++++ Data supplied ++++

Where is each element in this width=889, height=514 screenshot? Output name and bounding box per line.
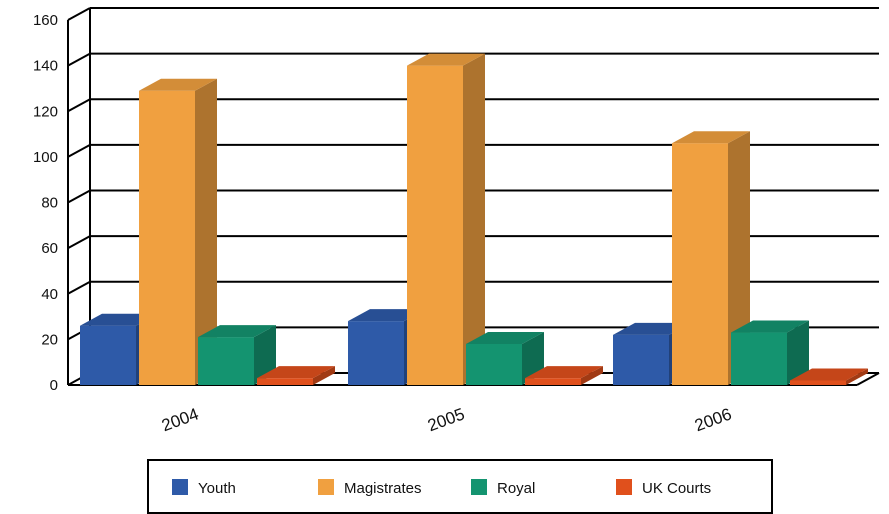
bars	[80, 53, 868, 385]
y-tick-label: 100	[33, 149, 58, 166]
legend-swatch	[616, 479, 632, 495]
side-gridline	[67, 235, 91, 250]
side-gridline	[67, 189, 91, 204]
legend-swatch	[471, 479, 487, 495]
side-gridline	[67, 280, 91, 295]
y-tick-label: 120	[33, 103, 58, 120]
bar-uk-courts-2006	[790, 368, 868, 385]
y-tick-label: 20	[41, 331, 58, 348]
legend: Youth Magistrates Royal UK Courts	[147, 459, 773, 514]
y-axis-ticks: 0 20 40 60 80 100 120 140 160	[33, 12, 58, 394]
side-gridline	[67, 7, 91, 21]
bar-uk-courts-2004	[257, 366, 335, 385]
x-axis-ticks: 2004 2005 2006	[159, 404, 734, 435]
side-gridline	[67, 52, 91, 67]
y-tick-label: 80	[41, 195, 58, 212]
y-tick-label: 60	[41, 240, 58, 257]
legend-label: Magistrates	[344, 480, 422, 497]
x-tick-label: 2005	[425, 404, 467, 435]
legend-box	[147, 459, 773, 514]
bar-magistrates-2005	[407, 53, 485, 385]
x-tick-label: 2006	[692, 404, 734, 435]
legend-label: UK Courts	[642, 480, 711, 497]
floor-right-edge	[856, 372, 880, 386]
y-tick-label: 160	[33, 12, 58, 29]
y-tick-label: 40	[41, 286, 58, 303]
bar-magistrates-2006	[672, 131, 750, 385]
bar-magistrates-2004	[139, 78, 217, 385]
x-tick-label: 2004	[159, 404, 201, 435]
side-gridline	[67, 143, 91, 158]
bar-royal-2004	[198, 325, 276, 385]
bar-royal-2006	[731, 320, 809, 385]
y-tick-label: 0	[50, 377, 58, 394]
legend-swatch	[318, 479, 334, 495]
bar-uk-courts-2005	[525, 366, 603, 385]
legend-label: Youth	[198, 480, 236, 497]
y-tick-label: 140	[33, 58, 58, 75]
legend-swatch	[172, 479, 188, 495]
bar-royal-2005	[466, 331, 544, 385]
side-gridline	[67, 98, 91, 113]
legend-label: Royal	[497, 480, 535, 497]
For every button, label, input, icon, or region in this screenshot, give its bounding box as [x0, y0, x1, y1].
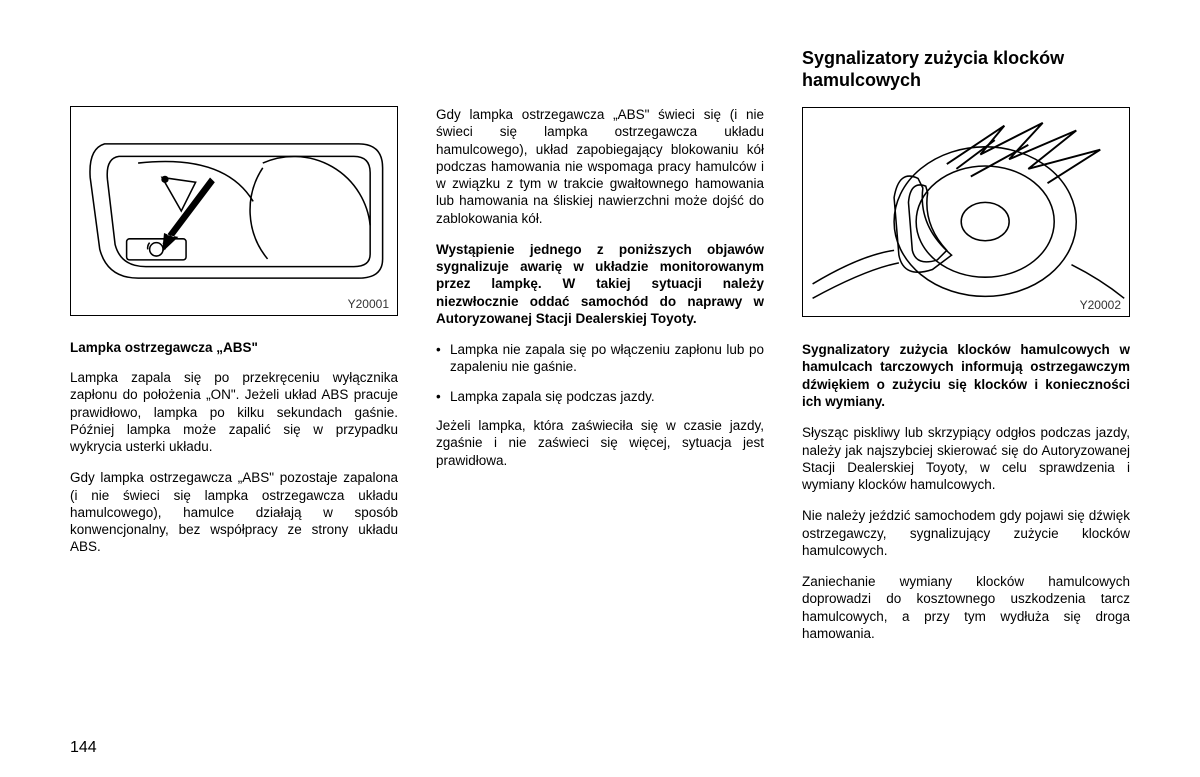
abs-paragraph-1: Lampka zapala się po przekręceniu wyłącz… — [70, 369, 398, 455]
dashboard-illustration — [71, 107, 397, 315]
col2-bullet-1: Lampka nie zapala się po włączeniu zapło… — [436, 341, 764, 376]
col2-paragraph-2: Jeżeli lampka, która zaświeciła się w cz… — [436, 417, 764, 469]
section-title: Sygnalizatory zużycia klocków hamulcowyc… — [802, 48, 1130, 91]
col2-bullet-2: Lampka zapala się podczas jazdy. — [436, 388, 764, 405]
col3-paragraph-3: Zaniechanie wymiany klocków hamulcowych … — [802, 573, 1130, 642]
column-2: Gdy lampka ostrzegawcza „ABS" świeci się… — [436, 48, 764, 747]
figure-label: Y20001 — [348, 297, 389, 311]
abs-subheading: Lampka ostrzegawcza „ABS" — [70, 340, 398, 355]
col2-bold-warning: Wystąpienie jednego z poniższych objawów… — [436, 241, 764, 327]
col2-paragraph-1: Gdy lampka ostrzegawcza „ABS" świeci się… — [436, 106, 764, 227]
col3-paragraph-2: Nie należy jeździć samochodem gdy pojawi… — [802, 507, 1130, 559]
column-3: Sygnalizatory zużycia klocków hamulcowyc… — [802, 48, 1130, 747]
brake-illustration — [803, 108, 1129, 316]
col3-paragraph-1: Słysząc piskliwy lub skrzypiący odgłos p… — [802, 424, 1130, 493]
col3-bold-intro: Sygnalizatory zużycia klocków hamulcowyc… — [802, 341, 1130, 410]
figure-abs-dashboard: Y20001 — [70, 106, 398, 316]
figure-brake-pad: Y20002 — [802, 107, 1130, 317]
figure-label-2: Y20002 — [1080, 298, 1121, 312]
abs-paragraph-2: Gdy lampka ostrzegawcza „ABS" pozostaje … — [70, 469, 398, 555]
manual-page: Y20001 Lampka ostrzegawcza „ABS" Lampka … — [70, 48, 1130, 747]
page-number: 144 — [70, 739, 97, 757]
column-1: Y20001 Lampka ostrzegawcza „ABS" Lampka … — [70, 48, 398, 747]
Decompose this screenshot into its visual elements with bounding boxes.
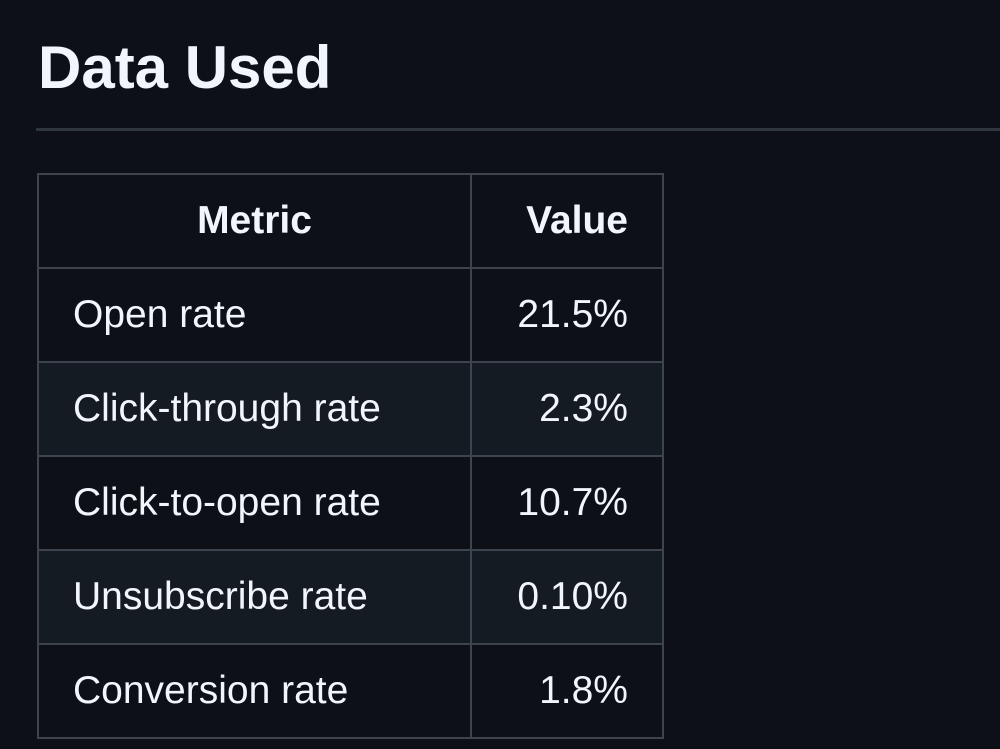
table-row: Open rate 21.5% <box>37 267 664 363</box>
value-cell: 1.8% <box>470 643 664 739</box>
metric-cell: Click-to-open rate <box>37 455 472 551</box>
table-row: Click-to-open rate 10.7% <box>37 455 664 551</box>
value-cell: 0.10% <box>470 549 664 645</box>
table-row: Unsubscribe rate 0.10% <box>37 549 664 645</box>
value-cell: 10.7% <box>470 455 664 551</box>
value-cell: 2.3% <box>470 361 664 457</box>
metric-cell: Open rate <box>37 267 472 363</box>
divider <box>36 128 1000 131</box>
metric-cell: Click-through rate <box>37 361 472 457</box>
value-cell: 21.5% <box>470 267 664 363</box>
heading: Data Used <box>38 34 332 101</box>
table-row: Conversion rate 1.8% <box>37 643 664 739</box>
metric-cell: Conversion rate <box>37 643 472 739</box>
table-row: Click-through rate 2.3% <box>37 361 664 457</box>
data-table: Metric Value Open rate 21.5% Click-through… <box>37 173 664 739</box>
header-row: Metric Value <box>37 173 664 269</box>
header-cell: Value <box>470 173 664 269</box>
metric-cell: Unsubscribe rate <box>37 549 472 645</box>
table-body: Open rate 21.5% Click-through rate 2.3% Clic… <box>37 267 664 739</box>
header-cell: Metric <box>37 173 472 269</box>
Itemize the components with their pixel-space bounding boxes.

++++

Task requirements:
Set down every one of the lines above word for word, leaving out the pictures.

Correct output:
Where is each element in this width=889, height=514 screenshot? Output name and bounding box per line.
bars	[80, 53, 868, 385]
y-tick-label: 100	[33, 149, 58, 166]
legend-swatch	[616, 479, 632, 495]
side-gridline	[67, 235, 91, 250]
side-gridline	[67, 189, 91, 204]
legend-swatch	[471, 479, 487, 495]
side-gridline	[67, 280, 91, 295]
y-tick-label: 120	[33, 103, 58, 120]
bar-uk-courts-2006	[790, 368, 868, 385]
y-tick-label: 20	[41, 331, 58, 348]
legend: Youth Magistrates Royal UK Courts	[147, 459, 773, 514]
y-axis-ticks: 0 20 40 60 80 100 120 140 160	[33, 12, 58, 394]
side-gridline	[67, 7, 91, 21]
bar-uk-courts-2004	[257, 366, 335, 385]
x-axis-ticks: 2004 2005 2006	[159, 404, 734, 435]
side-gridline	[67, 52, 91, 67]
y-tick-label: 80	[41, 195, 58, 212]
y-tick-label: 60	[41, 240, 58, 257]
legend-label: Magistrates	[344, 480, 422, 497]
x-tick-label: 2005	[425, 404, 467, 435]
legend-box	[147, 459, 773, 514]
bar-magistrates-2005	[407, 53, 485, 385]
x-tick-label: 2006	[692, 404, 734, 435]
legend-label: UK Courts	[642, 480, 711, 497]
floor-right-edge	[856, 372, 880, 386]
y-tick-label: 160	[33, 12, 58, 29]
y-tick-label: 40	[41, 286, 58, 303]
bar-magistrates-2006	[672, 131, 750, 385]
bar-magistrates-2004	[139, 78, 217, 385]
x-tick-label: 2004	[159, 404, 201, 435]
side-gridline	[67, 143, 91, 158]
bar-royal-2004	[198, 325, 276, 385]
bar-royal-2006	[731, 320, 809, 385]
y-tick-label: 0	[50, 377, 58, 394]
legend-swatch	[318, 479, 334, 495]
bar-uk-courts-2005	[525, 366, 603, 385]
legend-label: Youth	[198, 480, 236, 497]
y-tick-label: 140	[33, 58, 58, 75]
legend-swatch	[172, 479, 188, 495]
bar-royal-2005	[466, 331, 544, 385]
side-gridline	[67, 98, 91, 113]
legend-label: Royal	[497, 480, 535, 497]
For every button, label, input, icon, or region in this screenshot, give its bounding box as [x0, y0, x1, y1].
abs-paragraph-1: Lampka zapala się po przekręceniu wyłącz… — [70, 369, 398, 455]
dashboard-illustration — [71, 107, 397, 315]
col2-bullet-1: Lampka nie zapala się po włączeniu zapło… — [436, 341, 764, 376]
col2-paragraph-2: Jeżeli lampka, która zaświeciła się w cz… — [436, 417, 764, 469]
section-title: Sygnalizatory zużycia klocków hamulcowyc… — [802, 48, 1130, 91]
col2-bullet-2: Lampka zapala się podczas jazdy. — [436, 388, 764, 405]
col3-paragraph-3: Zaniechanie wymiany klocków hamulcowych … — [802, 573, 1130, 642]
column-2: Gdy lampka ostrzegawcza „ABS" świeci się… — [436, 48, 764, 747]
figure-label: Y20001 — [348, 297, 389, 311]
abs-subheading: Lampka ostrzegawcza „ABS" — [70, 340, 398, 355]
col2-bold-warning: Wystąpienie jednego z poniższych objawów… — [436, 241, 764, 327]
col2-paragraph-1: Gdy lampka ostrzegawcza „ABS" świeci się… — [436, 106, 764, 227]
col3-paragraph-2: Nie należy jeździć samochodem gdy pojawi… — [802, 507, 1130, 559]
column-3: Sygnalizatory zużycia klocków hamulcowyc… — [802, 48, 1130, 747]
brake-illustration — [803, 108, 1129, 316]
col3-paragraph-1: Słysząc piskliwy lub skrzypiący odgłos p… — [802, 424, 1130, 493]
col3-bold-intro: Sygnalizatory zużycia klocków hamulcowyc… — [802, 341, 1130, 410]
figure-abs-dashboard: Y20001 — [70, 106, 398, 316]
figure-brake-pad: Y20002 — [802, 107, 1130, 317]
figure-label-2: Y20002 — [1080, 298, 1121, 312]
abs-paragraph-2: Gdy lampka ostrzegawcza „ABS" pozostaje … — [70, 469, 398, 555]
manual-page: Y20001 Lampka ostrzegawcza „ABS" Lampka … — [70, 48, 1130, 747]
page-number: 144 — [70, 739, 97, 757]
column-1: Y20001 Lampka ostrzegawcza „ABS" Lampka … — [70, 48, 398, 747]
Decompose this screenshot into its visual elements with bounding boxes.
table-row: Open rate 21.5% <box>37 267 664 363</box>
value-cell: 1.8% <box>470 643 664 739</box>
metric-cell: Click-to-open rate <box>37 455 472 551</box>
table-row: Click-to-open rate 10.7% <box>37 455 664 551</box>
value-cell: 0.10% <box>470 549 664 645</box>
table-row: Unsubscribe rate 0.10% <box>37 549 664 645</box>
value-cell: 10.7% <box>470 455 664 551</box>
value-cell: 2.3% <box>470 361 664 457</box>
metric-cell: Open rate <box>37 267 472 363</box>
divider <box>36 128 1000 131</box>
metric-cell: Click-through rate <box>37 361 472 457</box>
value-cell: 21.5% <box>470 267 664 363</box>
heading: Data Used <box>38 34 332 101</box>
table-row: Conversion rate 1.8% <box>37 643 664 739</box>
metric-cell: Conversion rate <box>37 643 472 739</box>
table-row: Click-through rate 2.3% <box>37 361 664 457</box>
data-table: Metric Value Open rate 21.5% Click-through… <box>37 173 664 739</box>
header-row: Metric Value <box>37 173 664 269</box>
header-cell: Value <box>470 173 664 269</box>
metric-cell: Unsubscribe rate <box>37 549 472 645</box>
table-body: Open rate 21.5% Click-through rate 2.3% Clic… <box>37 267 664 739</box>
header-cell: Metric <box>37 173 472 269</box>
Itemize the components with their pixel-space bounding boxes.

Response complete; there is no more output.